* **Input material**:
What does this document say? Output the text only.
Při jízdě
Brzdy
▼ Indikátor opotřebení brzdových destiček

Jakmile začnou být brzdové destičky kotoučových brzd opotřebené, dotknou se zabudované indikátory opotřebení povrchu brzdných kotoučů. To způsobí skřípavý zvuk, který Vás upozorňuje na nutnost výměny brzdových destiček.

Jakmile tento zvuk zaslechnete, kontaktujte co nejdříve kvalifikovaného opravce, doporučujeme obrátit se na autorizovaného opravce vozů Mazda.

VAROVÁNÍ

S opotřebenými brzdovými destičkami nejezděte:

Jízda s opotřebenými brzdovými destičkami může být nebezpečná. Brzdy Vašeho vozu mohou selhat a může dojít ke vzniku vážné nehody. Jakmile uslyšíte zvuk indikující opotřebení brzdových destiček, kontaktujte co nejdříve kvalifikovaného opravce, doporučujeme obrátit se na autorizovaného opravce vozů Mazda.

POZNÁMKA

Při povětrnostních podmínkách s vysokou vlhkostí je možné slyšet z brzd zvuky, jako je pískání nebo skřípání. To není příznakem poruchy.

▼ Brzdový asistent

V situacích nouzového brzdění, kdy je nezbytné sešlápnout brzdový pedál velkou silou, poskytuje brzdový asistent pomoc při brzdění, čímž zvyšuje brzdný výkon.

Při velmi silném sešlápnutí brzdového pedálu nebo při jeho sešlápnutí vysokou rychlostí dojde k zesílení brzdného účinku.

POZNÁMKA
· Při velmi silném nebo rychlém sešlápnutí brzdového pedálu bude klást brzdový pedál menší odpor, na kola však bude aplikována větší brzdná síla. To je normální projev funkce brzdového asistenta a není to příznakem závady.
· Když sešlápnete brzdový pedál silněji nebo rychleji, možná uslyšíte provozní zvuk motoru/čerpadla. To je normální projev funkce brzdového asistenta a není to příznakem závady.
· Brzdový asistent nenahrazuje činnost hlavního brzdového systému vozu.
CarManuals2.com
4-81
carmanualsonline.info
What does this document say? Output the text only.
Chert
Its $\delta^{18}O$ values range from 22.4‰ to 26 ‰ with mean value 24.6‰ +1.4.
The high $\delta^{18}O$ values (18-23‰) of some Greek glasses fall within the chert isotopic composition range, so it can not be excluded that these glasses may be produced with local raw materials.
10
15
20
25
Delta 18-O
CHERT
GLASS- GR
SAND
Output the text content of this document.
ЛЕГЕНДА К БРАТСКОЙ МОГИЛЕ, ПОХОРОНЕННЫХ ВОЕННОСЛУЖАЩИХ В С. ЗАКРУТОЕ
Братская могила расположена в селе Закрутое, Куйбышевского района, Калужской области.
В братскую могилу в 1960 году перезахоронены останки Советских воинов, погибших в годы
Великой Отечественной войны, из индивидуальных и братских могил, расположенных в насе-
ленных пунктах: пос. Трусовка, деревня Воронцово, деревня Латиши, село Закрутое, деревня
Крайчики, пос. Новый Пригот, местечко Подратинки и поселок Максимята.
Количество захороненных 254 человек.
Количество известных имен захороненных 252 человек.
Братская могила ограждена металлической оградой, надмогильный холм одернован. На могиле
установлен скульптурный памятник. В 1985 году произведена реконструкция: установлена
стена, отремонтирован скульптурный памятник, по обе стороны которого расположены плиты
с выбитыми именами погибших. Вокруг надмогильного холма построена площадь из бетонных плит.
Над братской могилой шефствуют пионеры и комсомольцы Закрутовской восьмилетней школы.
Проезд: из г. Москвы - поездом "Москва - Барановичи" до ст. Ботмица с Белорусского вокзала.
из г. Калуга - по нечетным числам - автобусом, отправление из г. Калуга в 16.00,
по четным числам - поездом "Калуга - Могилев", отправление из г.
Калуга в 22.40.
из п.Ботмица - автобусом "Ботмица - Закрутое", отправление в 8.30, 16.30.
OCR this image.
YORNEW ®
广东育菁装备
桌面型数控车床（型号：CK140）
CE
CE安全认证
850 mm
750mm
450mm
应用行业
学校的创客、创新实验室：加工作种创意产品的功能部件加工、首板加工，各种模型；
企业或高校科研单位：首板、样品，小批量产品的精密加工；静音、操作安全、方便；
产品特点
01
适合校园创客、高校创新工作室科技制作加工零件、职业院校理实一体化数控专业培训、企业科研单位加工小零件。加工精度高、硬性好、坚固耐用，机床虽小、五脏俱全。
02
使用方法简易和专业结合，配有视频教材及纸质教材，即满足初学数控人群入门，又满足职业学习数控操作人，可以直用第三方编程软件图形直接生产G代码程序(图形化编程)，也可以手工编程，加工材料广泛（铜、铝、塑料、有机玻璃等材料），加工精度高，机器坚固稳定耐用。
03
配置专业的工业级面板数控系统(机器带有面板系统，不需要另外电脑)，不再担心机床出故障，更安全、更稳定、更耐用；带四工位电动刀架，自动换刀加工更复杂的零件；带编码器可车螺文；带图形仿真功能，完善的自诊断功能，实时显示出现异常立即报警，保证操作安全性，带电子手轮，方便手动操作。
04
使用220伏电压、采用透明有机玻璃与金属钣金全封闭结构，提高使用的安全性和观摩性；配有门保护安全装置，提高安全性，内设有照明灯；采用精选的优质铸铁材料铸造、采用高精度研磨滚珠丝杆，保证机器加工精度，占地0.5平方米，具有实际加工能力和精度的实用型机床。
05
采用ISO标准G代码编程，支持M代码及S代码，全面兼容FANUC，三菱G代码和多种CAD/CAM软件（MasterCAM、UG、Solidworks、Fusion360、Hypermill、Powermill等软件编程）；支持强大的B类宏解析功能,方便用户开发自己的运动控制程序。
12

* **Set exercise**: Return, word for word, every line from the line with "OCR this image." to the final line of the data.

* **Task answer**:
OCR this image.
YORNEW ®
广东育菁装备
桌面型数控车床（型号：CK140）
CE
CE安全认证
850 mm
750mm
450mm
应用行业
学校的创客、创新实验室：加工作种创意产品的功能部件加工、首板加工，各种模型；
企业或高校科研单位：首板、样品，小批量产品的精密加工；静音、操作安全、方便；
产品特点
01
适合校园创客、高校创新工作室科技制作加工零件、职业院校理实一体化数控专业培训、企业科研单位加工小零件。加工精度高、硬性好、坚固耐用，机床虽小、五脏俱全。
02
使用方法简易和专业结合，配有视频教材及纸质教材，即满足初学数控人群入门，又满足职业学习数控操作人，可以直用第三方编程软件图形直接生产G代码程序(图形化编程)，也可以手工编程，加工材料广泛（铜、铝、塑料、有机玻璃等材料），加工精度高，机器坚固稳定耐用。
03
配置专业的工业级面板数控系统(机器带有面板系统，不需要另外电脑)，不再担心机床出故障，更安全、更稳定、更耐用；带四工位电动刀架，自动换刀加工更复杂的零件；带编码器可车螺文；带图形仿真功能，完善的自诊断功能，实时显示出现异常立即报警，保证操作安全性，带电子手轮，方便手动操作。
04
使用220伏电压、采用透明有机玻璃与金属钣金全封闭结构，提高使用的安全性和观摩性；配有门保护安全装置，提高安全性，内设有照明灯；采用精选的优质铸铁材料铸造、采用高精度研磨滚珠丝杆，保证机器加工精度，占地0.5平方米，具有实际加工能力和精度的实用型机床。
05
采用ISO标准G代码编程，支持M代码及S代码，全面兼容FANUC，三菱G代码和多种CAD/CAM软件（MasterCAM、UG、Solidworks、Fusion360、Hypermill、Powermill等软件编程）；支持强大的B类宏解析功能,方便用户开发自己的运动控制程序。
12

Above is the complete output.